◆ **Material for this task**
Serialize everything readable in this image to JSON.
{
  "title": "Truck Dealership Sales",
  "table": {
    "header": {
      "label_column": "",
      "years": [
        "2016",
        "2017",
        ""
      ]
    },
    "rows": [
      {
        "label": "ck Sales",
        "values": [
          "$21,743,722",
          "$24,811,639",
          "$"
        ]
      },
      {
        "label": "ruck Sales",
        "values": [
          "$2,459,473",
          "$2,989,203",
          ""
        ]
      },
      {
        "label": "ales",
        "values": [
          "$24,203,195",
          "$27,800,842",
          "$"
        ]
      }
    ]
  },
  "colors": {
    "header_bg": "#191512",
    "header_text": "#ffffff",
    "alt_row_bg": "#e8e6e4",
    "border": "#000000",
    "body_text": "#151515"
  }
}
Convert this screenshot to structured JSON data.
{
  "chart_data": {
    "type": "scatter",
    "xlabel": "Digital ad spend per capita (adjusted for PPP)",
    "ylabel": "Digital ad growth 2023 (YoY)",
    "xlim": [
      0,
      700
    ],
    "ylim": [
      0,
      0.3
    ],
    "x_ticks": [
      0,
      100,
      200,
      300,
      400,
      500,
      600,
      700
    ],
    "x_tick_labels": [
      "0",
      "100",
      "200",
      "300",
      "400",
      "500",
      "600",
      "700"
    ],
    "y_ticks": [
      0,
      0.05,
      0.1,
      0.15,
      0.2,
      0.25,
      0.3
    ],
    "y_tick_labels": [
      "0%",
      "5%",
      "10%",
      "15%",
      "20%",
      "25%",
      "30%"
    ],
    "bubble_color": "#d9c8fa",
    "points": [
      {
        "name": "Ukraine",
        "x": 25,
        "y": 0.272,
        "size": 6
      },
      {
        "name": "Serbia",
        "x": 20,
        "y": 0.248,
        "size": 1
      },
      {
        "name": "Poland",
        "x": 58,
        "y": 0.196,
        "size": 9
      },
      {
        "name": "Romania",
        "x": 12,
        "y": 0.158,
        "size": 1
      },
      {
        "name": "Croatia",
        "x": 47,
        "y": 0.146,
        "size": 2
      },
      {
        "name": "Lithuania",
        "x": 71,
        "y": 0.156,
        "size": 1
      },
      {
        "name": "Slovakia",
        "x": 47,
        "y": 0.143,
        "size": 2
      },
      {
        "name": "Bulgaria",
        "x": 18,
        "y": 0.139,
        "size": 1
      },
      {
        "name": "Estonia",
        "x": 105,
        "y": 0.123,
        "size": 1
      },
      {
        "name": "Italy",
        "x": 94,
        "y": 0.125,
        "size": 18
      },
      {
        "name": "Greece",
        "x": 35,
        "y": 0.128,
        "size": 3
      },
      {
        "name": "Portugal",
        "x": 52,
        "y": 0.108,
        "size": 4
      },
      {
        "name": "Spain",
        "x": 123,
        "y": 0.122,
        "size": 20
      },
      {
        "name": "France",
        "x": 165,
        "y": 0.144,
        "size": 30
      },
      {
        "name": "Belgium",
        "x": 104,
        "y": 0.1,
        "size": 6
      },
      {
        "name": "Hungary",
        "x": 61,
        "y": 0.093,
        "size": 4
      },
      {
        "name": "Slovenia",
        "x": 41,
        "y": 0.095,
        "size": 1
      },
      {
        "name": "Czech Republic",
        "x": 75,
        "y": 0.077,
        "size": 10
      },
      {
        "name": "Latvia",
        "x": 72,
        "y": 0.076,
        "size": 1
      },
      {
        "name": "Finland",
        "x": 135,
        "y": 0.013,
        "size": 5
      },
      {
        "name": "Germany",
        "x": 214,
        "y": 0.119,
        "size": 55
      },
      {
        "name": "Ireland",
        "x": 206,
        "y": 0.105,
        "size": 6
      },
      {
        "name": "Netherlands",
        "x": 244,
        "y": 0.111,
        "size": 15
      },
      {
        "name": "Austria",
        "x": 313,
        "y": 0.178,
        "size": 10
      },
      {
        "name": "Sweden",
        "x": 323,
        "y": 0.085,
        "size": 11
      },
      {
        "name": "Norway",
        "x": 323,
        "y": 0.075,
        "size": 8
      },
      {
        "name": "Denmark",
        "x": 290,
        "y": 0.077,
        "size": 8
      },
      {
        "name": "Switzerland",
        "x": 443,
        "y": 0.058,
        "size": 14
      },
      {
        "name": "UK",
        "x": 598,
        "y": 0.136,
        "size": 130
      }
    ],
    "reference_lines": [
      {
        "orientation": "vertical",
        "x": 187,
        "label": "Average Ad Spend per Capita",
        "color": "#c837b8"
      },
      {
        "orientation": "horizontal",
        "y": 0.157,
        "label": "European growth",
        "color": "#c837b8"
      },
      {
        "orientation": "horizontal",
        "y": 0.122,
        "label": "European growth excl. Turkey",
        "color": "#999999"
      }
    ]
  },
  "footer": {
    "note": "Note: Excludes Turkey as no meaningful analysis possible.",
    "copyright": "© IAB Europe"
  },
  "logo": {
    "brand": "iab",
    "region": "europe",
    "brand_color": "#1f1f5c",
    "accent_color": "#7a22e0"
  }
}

---

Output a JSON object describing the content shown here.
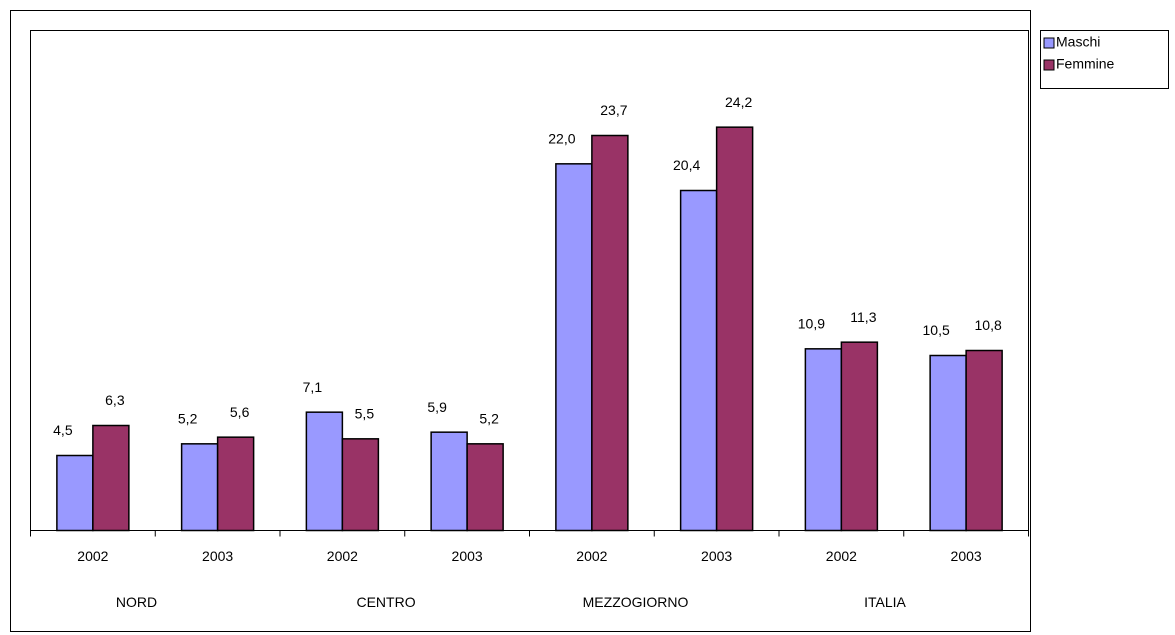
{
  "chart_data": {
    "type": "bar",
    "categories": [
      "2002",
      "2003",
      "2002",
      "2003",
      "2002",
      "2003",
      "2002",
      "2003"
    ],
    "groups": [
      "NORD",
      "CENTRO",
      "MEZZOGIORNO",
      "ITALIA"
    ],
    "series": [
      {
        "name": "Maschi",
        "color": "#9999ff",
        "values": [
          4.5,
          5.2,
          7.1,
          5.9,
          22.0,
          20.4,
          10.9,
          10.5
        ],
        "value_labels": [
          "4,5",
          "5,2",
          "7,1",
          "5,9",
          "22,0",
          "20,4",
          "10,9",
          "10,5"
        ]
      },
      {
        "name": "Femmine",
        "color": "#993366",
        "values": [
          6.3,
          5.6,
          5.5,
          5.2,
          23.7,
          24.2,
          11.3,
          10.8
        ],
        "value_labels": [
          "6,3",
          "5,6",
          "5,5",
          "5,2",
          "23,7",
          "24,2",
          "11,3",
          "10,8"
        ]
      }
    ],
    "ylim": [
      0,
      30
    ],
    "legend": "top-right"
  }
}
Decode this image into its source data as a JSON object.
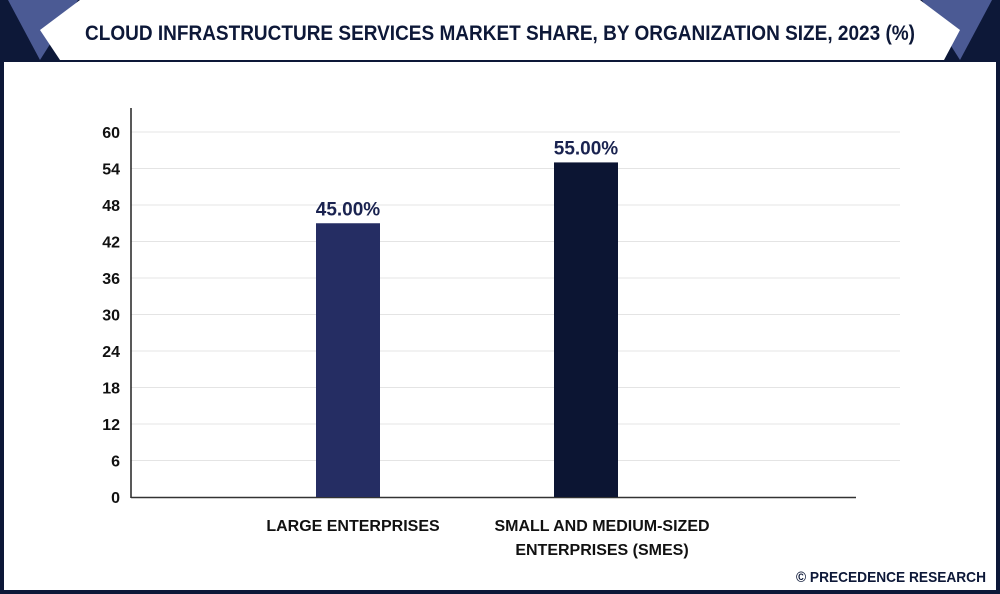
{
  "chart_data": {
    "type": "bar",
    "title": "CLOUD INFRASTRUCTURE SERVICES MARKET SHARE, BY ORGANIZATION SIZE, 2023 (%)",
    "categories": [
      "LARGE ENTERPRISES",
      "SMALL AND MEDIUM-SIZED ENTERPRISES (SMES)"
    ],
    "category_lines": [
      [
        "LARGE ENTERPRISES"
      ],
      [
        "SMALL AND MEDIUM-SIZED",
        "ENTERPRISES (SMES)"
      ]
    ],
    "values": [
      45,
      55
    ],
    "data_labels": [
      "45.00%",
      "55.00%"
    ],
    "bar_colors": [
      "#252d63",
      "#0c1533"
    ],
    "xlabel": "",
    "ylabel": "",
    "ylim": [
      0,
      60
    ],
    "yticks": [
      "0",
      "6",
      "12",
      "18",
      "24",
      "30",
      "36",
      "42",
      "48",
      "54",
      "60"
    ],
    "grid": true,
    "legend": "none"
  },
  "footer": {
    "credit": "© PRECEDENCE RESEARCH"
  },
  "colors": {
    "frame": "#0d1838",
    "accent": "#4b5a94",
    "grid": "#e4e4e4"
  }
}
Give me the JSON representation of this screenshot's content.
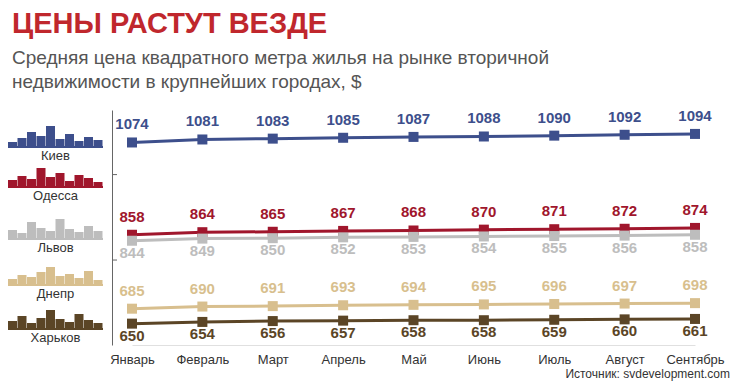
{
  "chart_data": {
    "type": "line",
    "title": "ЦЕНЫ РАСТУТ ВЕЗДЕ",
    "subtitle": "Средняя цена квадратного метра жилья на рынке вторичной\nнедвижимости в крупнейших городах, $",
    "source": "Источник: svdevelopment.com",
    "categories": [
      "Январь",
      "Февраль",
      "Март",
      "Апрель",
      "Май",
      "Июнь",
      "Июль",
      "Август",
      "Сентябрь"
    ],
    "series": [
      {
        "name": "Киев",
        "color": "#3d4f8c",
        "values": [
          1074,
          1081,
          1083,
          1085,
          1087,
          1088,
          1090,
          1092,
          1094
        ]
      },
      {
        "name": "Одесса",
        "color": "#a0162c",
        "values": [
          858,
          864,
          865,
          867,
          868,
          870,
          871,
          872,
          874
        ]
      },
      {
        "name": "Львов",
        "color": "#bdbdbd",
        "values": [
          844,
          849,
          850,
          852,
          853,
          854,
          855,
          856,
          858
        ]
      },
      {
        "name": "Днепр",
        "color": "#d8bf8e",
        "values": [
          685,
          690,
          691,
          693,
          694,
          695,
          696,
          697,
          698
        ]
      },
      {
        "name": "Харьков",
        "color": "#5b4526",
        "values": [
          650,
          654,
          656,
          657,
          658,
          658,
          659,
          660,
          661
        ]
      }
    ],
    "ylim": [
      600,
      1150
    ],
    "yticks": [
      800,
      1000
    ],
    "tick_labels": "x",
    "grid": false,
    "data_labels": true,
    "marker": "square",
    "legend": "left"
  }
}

* * *

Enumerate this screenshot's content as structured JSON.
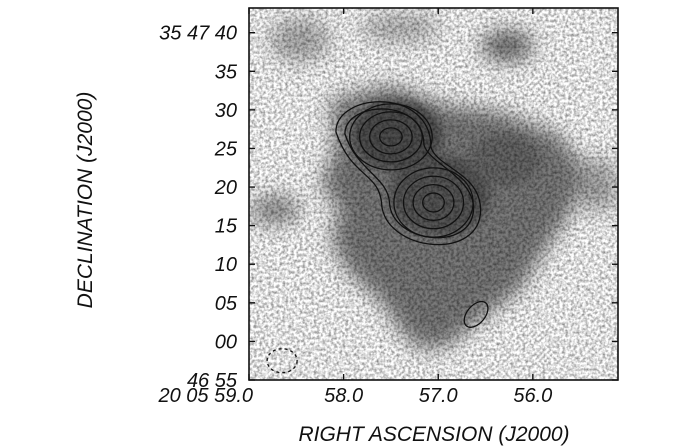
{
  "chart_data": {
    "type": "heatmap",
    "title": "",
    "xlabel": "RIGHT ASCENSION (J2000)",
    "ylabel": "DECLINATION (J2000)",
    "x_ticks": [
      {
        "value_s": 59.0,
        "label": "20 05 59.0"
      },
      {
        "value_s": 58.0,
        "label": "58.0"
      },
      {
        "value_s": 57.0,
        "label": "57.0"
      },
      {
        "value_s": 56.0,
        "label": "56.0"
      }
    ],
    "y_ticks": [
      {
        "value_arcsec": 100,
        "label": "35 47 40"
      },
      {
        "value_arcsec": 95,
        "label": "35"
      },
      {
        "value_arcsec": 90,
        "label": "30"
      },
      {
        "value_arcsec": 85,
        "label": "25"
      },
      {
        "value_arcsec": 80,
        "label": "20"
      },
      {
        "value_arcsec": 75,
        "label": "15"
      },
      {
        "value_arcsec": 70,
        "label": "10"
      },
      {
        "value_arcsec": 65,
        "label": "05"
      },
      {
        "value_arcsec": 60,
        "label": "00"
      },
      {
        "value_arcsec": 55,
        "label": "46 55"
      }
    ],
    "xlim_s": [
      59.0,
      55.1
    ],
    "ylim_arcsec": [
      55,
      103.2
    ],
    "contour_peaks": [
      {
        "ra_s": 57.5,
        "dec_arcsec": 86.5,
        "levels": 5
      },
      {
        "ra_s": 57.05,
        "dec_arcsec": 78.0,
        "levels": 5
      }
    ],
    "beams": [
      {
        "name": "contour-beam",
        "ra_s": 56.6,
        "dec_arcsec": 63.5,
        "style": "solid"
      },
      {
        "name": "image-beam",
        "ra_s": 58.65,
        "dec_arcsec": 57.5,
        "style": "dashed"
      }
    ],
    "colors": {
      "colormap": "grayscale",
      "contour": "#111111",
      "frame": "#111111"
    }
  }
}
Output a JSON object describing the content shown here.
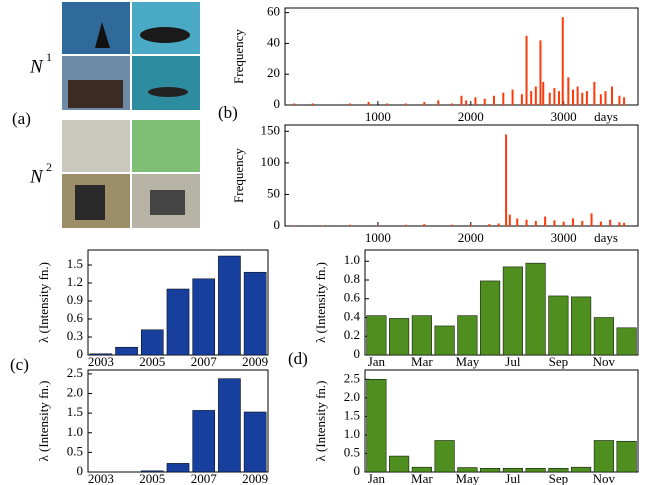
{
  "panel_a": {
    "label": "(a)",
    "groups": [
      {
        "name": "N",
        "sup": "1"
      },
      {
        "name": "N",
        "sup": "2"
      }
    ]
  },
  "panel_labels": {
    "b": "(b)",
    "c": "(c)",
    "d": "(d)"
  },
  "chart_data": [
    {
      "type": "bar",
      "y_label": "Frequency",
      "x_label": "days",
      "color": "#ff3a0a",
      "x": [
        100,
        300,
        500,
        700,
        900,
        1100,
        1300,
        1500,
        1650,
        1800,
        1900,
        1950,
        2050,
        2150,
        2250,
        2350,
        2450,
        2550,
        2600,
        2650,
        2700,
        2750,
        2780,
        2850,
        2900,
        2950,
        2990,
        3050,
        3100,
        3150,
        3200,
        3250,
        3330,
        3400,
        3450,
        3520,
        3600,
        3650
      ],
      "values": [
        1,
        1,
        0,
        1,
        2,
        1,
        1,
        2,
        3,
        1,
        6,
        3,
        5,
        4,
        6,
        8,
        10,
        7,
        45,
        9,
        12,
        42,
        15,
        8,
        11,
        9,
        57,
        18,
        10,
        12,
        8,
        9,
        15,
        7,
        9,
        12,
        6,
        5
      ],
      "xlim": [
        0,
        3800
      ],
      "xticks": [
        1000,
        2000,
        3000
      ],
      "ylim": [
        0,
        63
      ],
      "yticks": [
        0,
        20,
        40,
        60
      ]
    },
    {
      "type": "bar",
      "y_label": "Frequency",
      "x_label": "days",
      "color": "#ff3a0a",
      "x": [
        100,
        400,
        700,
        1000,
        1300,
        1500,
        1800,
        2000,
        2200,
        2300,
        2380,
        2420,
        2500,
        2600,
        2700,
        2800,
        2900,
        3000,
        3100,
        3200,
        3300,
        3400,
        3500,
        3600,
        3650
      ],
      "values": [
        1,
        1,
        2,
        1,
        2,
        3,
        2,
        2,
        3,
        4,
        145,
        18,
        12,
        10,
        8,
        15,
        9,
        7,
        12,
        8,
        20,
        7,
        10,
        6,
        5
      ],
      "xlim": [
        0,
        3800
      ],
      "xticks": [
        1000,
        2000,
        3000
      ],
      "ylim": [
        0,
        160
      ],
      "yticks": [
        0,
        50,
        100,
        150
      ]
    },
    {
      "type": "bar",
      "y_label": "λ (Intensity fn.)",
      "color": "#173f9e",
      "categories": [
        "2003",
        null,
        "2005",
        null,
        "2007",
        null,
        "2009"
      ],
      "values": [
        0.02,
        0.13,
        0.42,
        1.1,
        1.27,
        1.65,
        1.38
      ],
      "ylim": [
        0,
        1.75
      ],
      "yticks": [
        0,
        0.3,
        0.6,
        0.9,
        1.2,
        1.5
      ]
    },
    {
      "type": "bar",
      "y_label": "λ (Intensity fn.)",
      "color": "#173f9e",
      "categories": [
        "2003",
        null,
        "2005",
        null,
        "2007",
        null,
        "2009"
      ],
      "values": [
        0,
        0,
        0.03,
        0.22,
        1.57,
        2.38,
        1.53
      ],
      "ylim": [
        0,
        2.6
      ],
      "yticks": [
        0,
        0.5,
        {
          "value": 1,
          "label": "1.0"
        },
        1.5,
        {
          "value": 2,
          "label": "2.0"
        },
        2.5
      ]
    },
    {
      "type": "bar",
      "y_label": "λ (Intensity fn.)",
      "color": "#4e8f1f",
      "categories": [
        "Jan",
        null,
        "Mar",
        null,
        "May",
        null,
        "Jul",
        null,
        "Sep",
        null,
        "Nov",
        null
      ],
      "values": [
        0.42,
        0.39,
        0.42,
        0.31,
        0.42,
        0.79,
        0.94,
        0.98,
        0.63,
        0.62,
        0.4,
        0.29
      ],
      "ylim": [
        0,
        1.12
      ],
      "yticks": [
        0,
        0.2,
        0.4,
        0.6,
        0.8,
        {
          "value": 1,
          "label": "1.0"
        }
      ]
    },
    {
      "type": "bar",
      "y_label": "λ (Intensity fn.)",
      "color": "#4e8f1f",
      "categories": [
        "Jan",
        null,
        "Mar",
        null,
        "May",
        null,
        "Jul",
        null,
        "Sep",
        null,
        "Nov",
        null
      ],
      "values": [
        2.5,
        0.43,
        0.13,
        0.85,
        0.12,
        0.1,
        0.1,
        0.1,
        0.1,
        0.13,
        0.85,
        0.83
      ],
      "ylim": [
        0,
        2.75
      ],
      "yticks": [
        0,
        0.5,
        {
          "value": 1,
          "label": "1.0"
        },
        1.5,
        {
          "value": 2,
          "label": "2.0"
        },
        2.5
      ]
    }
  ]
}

◆ **Stated exercise**
Find the number of lines in which the word "Digital" occurs, and write nothing but that number.

◆ **Written reply**
2